■ **Directions for this task**:
Work through the following lines and count those that hold the word "What". Reply with that number only.

■ **Data records**:
_ _ _

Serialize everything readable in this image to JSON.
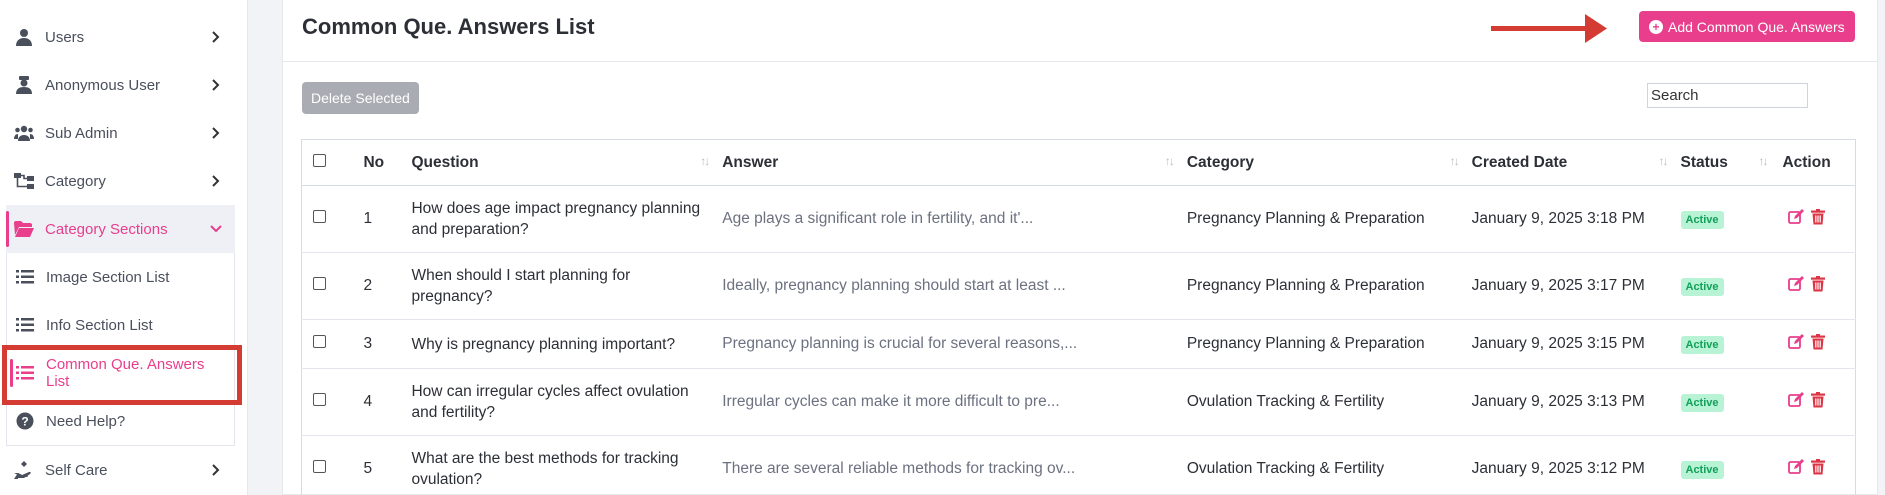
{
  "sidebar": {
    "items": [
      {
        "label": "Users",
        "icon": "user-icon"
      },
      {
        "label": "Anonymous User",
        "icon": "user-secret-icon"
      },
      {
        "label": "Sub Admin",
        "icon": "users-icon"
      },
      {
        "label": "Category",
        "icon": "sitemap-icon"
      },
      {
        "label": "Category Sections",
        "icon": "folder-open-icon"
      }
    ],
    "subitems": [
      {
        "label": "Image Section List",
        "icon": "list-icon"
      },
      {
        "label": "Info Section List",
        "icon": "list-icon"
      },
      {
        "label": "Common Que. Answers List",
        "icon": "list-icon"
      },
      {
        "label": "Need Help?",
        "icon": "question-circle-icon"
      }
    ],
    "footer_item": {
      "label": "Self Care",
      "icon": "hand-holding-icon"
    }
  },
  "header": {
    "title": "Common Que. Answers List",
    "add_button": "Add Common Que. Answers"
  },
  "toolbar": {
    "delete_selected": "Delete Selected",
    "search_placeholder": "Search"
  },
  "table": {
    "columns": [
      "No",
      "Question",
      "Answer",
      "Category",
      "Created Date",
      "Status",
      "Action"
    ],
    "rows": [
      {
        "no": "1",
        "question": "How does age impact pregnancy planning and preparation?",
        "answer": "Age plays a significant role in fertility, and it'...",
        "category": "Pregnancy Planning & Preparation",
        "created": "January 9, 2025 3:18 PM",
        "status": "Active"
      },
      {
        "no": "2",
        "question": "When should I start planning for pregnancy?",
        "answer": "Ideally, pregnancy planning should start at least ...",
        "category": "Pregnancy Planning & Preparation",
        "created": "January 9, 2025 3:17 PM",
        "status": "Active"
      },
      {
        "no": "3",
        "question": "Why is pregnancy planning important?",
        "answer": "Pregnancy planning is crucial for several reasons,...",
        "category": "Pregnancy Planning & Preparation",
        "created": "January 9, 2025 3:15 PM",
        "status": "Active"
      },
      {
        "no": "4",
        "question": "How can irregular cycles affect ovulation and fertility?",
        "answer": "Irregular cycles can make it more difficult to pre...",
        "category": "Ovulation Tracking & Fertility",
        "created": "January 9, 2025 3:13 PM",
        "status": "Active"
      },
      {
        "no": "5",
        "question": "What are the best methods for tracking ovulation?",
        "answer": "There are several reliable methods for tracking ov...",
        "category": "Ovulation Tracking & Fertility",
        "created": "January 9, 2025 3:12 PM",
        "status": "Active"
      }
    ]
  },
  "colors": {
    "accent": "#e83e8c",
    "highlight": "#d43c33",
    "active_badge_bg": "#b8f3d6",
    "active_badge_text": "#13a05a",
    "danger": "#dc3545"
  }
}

_ _ _

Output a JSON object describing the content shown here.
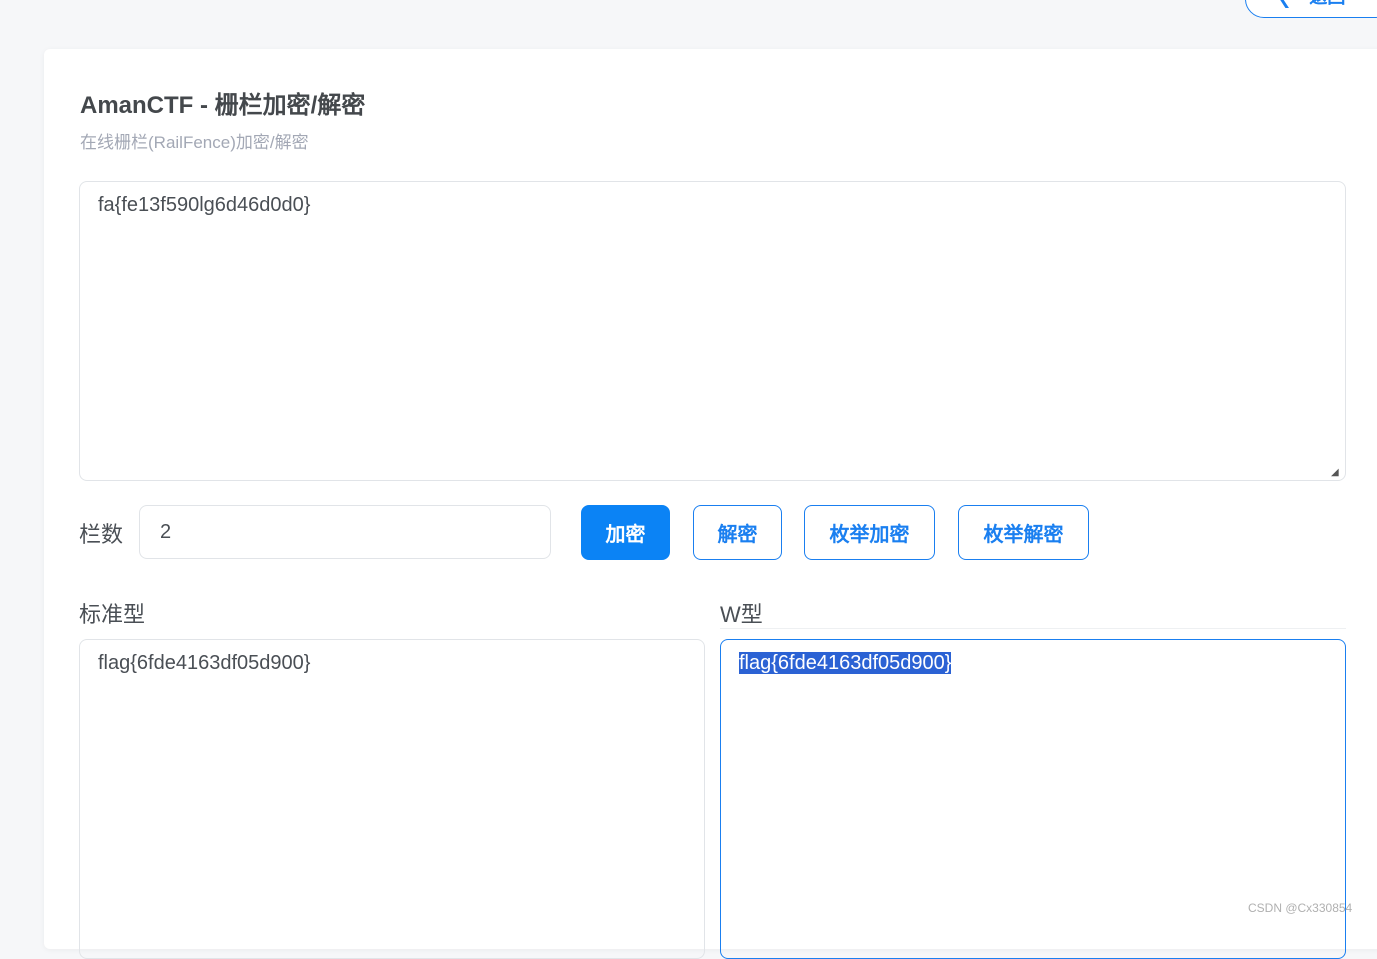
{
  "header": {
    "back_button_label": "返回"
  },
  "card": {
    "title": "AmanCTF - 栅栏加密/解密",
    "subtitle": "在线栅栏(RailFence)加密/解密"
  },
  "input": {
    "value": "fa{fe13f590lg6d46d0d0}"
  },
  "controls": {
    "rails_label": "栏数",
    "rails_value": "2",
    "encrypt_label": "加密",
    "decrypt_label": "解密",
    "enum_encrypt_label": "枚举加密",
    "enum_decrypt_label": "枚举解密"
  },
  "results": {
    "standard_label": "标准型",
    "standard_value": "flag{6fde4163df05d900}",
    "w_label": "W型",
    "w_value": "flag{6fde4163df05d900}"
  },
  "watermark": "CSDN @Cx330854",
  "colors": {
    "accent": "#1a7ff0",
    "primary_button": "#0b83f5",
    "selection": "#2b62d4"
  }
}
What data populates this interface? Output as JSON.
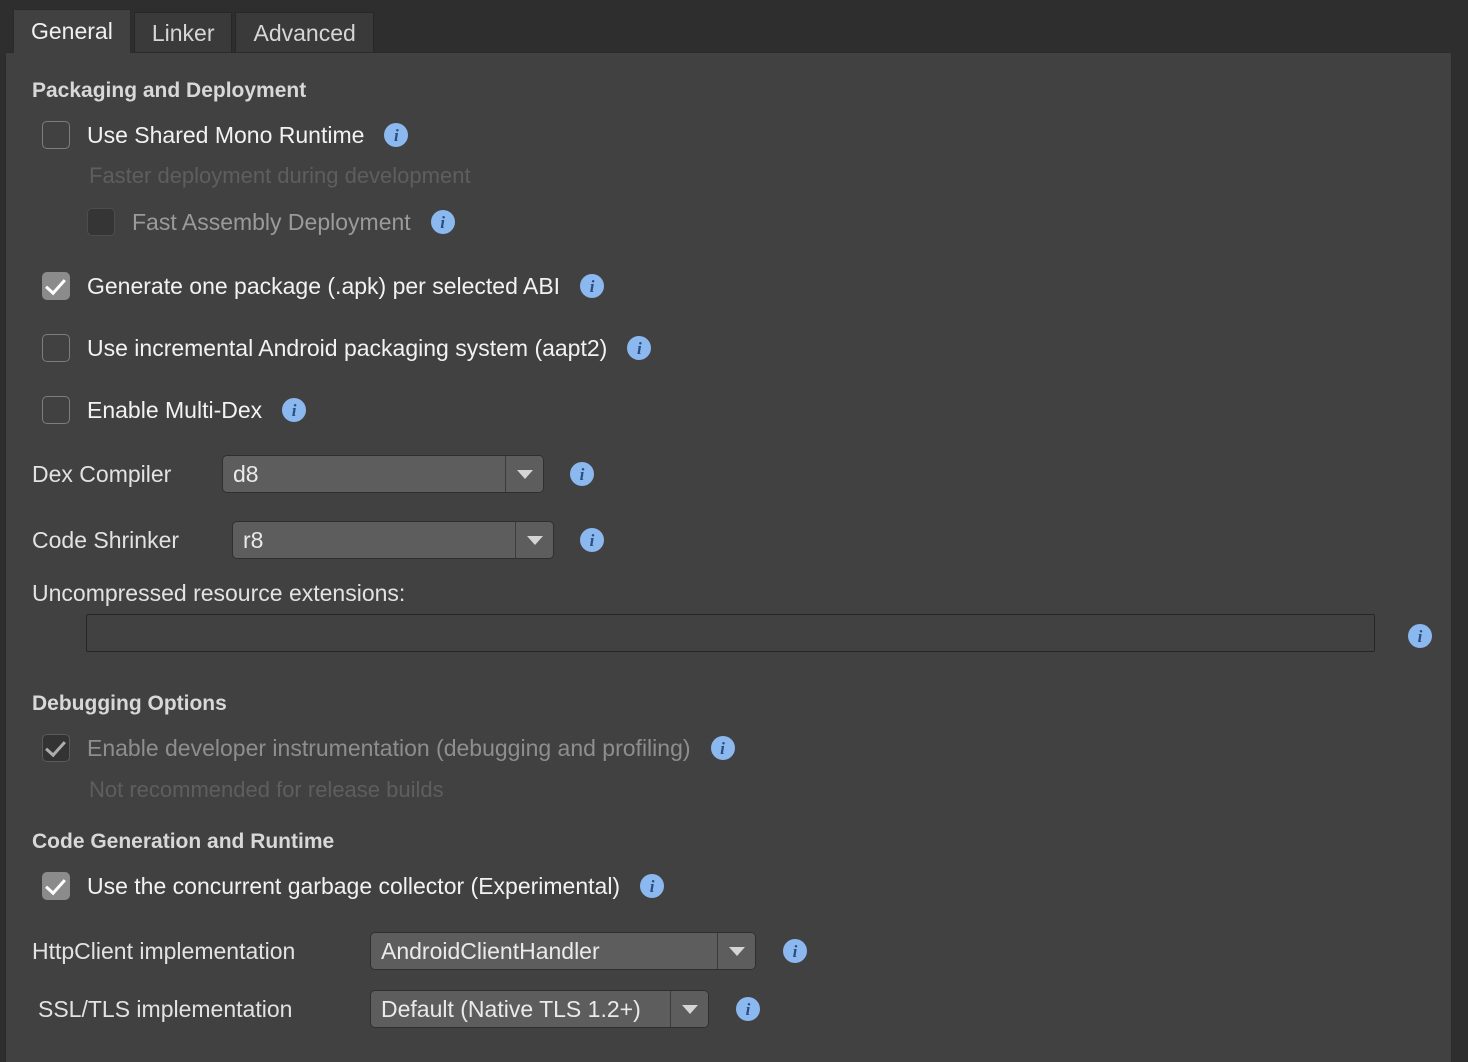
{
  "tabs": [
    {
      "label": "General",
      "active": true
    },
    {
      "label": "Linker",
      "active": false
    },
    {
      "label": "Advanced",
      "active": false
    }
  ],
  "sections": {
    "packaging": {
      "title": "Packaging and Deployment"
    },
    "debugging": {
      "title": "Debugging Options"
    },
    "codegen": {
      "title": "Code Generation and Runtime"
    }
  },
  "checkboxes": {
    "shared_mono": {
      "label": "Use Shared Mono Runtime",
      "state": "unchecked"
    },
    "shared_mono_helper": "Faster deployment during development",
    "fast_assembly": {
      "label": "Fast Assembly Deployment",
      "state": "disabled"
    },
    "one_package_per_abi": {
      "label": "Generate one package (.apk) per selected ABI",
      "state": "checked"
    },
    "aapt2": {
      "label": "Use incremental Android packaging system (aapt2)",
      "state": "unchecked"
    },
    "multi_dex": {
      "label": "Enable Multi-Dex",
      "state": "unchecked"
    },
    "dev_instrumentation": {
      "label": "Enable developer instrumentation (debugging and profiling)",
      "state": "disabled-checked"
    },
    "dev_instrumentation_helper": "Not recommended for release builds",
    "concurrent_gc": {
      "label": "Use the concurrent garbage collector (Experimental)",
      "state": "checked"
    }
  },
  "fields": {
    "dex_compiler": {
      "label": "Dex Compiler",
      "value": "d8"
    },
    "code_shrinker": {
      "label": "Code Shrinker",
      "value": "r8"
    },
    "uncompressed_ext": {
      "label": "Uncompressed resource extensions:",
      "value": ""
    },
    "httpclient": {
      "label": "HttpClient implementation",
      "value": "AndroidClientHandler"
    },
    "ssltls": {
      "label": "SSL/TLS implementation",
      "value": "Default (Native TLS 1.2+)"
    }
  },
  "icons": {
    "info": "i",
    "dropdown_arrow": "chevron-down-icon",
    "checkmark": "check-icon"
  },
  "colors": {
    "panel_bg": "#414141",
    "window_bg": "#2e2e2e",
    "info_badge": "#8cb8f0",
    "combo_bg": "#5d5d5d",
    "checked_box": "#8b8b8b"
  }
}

_ _ _

■ **Task response**:
2